● Your goal:
Turn the stretch of the data from the line containing "Patent image size: (965, 816)." through the end into a JSON list of strings, one string per line, leaving out blank lines.

● Supplied material:
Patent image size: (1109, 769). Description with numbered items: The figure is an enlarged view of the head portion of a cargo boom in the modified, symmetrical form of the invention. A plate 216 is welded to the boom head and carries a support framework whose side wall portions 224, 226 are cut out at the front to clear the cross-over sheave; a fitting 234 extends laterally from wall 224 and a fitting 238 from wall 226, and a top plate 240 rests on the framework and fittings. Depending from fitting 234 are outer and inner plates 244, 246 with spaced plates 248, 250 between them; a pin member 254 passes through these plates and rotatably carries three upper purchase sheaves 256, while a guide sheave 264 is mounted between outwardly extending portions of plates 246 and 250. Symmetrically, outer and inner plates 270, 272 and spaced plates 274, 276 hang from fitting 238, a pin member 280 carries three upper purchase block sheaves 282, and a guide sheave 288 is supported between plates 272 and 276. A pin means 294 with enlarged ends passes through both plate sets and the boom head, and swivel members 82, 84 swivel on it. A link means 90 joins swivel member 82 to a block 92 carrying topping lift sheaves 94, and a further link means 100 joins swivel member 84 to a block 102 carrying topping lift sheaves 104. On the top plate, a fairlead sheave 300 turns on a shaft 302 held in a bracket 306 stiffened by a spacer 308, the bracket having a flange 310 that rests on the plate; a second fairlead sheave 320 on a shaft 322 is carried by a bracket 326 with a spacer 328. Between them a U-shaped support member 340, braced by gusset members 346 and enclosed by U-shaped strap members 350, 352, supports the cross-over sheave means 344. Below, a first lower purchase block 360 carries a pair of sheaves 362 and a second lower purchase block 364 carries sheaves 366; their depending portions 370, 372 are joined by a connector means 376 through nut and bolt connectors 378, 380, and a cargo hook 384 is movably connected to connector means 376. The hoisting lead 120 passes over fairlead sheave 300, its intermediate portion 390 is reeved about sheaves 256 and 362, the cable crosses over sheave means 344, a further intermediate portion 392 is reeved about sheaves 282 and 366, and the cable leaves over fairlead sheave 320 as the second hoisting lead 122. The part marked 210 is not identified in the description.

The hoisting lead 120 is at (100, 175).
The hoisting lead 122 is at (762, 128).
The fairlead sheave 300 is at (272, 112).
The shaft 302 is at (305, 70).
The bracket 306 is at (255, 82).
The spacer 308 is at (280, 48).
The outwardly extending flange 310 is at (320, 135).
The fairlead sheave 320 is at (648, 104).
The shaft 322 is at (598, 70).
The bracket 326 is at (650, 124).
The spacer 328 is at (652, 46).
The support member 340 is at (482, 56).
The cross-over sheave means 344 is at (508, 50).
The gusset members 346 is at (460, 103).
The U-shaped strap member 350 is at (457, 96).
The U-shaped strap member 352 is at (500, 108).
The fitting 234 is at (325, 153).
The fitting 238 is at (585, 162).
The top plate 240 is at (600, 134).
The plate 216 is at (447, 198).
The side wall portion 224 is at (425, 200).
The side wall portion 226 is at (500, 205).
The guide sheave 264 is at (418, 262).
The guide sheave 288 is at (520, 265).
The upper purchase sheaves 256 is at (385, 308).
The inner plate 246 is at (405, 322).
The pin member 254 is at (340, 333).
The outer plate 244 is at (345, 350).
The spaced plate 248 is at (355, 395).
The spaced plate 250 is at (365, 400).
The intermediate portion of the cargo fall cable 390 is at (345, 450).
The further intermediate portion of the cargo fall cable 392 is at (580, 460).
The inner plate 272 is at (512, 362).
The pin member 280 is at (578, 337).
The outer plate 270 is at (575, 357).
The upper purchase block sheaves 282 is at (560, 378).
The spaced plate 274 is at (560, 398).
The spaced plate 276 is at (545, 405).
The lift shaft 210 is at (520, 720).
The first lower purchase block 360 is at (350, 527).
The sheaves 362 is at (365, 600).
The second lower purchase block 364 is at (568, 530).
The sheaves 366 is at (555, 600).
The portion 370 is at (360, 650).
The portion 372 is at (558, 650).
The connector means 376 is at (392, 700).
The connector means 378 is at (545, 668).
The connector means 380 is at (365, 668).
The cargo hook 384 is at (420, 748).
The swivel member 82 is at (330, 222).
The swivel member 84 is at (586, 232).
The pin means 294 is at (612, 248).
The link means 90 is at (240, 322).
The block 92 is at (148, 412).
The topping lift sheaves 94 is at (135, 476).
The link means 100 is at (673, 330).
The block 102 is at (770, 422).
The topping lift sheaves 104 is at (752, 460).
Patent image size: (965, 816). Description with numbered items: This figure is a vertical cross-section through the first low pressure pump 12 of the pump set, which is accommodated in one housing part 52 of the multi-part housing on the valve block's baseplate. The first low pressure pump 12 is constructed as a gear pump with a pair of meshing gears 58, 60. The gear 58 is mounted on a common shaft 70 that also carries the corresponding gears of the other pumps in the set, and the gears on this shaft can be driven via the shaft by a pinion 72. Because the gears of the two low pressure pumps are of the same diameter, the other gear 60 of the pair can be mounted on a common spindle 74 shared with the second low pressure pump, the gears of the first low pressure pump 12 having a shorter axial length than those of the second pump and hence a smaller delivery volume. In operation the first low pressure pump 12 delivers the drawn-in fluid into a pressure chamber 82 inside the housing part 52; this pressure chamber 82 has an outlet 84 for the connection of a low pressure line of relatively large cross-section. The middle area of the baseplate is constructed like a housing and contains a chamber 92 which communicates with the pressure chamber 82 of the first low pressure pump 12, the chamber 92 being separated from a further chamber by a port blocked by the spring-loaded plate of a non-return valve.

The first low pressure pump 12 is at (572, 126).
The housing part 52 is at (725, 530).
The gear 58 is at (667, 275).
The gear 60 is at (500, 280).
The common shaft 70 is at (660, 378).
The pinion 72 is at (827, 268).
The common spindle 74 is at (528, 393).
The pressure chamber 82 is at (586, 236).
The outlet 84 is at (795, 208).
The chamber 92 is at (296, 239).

● Expected answer:
[
  "Patent image size: (965, 816). Description with numbered items: This figure is a vertical cross-section through the first low pressure pump 12 of the pump set, which is accommodated in one housing part 52 of the multi-part housing on the valve block's baseplate. The first low pressure pump 12 is constructed as a gear pump with a pair of meshing gears 58, 60. The gear 58 is mounted on a common shaft 70 that also carries the corresponding gears of the other pumps in the set, and the gears on this shaft can be driven via the shaft by a pinion 72. Because the gears of the two low pressure pumps are of the same diameter, the other gear 60 of the pair can be mounted on a common spindle 74 shared with the second low pressure pump, the gears of the first low pressure pump 12 having a shorter axial length than those of the second pump and hence a smaller delivery volume. In operation the first low pressure pump 12 delivers the drawn-in fluid into a pressure chamber 82 inside the housing part 52; this pressure chamber 82 has an outlet 84 for the connection of a low pressure line of relatively large cross-section. The middle area of the baseplate is constructed like a housing and contains a chamber 92 which communicates with the pressure chamber 82 of the first low pressure pump 12, the chamber 92 being separated from a further chamber by a port blocked by the spring-loaded plate of a non-return valve.",
  "The first low pressure pump 12 is at (572, 126).",
  "The housing part 52 is at (725, 530).",
  "The gear 58 is at (667, 275).",
  "The gear 60 is at (500, 280).",
  "The common shaft 70 is at (660, 378).",
  "The pinion 72 is at (827, 268).",
  "The common spindle 74 is at (528, 393).",
  "The pressure chamber 82 is at (586, 236).",
  "The outlet 84 is at (795, 208).",
  "The chamber 92 is at (296, 239)."
]